- Dataset rows -
....................

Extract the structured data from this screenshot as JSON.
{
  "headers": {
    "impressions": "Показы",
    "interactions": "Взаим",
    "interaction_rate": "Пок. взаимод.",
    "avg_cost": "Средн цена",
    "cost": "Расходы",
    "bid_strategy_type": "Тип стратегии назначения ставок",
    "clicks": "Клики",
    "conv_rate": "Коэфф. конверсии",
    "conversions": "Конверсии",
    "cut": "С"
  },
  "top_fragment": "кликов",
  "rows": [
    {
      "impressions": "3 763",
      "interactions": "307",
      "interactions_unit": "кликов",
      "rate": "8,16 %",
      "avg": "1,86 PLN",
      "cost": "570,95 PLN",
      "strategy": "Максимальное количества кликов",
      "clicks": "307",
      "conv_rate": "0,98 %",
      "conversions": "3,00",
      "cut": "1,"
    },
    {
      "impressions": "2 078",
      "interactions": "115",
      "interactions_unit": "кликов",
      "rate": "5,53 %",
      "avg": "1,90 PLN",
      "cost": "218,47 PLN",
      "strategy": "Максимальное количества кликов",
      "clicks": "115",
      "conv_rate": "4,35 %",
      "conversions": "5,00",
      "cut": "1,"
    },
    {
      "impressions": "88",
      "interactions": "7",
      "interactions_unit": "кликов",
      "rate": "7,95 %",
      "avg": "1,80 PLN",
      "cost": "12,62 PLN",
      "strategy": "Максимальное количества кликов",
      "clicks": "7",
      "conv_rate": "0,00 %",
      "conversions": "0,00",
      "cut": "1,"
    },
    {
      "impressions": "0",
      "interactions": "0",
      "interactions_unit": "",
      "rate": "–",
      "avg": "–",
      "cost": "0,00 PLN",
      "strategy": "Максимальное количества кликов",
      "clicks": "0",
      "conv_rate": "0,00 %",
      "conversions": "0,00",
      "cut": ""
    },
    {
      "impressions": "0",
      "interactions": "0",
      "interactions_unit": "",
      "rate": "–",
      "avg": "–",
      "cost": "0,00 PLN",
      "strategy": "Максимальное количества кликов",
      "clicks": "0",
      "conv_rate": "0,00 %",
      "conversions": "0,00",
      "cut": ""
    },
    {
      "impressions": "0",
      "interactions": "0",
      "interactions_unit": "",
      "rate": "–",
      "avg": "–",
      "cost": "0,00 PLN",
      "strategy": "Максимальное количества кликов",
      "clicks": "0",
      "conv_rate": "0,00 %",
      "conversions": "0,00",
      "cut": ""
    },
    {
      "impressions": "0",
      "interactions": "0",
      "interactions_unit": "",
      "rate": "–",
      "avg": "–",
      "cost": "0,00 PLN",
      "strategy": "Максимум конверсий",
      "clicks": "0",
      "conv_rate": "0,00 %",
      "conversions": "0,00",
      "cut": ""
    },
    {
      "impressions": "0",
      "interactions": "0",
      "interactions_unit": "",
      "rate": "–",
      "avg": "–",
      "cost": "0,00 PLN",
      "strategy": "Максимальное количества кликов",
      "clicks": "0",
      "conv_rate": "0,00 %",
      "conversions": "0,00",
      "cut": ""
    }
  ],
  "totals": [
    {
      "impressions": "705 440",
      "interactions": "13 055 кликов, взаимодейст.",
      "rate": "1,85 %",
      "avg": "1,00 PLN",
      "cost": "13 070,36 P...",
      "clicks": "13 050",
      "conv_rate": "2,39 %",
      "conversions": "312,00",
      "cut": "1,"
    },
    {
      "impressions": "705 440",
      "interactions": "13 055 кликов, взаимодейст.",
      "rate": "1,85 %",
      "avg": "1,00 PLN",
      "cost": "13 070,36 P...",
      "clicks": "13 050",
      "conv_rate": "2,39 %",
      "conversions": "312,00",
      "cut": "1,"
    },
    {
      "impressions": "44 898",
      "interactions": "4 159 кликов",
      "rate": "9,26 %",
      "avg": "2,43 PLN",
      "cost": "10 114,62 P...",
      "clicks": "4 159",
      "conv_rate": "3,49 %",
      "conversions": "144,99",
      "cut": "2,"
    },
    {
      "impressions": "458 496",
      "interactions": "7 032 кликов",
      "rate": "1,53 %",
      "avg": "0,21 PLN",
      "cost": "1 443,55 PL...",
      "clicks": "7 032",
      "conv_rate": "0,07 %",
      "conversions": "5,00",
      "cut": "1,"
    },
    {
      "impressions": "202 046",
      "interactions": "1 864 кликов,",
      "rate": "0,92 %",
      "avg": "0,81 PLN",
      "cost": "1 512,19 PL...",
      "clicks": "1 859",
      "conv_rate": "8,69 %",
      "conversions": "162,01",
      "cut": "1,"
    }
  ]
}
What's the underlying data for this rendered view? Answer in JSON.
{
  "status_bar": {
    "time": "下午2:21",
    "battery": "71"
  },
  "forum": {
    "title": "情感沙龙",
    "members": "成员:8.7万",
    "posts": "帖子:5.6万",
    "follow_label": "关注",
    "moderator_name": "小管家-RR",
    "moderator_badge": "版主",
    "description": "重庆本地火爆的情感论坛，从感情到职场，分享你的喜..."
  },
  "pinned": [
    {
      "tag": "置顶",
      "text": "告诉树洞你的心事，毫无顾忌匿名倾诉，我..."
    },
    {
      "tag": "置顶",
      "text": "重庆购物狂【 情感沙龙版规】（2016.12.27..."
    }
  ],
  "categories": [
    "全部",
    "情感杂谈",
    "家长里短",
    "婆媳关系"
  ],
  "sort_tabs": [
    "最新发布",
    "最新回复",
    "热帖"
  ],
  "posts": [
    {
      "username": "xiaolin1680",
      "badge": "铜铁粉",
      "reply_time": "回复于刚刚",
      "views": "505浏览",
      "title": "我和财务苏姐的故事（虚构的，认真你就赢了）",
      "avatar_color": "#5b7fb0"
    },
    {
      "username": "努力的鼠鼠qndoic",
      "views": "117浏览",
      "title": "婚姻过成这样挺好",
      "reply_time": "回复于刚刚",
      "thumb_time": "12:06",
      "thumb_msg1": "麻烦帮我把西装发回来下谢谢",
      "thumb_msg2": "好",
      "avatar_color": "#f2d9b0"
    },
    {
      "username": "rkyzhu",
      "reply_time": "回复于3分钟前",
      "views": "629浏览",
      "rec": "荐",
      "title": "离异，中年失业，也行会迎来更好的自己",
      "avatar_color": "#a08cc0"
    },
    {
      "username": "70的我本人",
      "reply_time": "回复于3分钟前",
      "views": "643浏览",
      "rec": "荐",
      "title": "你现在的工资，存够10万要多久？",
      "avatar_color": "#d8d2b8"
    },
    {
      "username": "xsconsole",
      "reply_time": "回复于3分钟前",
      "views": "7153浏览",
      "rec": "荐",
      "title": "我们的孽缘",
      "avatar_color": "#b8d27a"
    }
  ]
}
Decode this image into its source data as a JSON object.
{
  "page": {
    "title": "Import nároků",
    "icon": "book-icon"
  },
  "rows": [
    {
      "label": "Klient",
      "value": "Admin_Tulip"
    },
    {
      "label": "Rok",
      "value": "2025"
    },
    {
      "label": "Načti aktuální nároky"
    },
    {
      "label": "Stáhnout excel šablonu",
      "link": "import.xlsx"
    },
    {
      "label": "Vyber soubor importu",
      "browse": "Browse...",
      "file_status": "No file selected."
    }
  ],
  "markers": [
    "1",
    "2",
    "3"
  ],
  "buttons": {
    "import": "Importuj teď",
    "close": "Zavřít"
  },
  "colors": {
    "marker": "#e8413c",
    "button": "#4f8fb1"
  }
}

....................

- What you have to do -
Say how many lines of the material contain the word "this", with no other text.

- Written solution -
3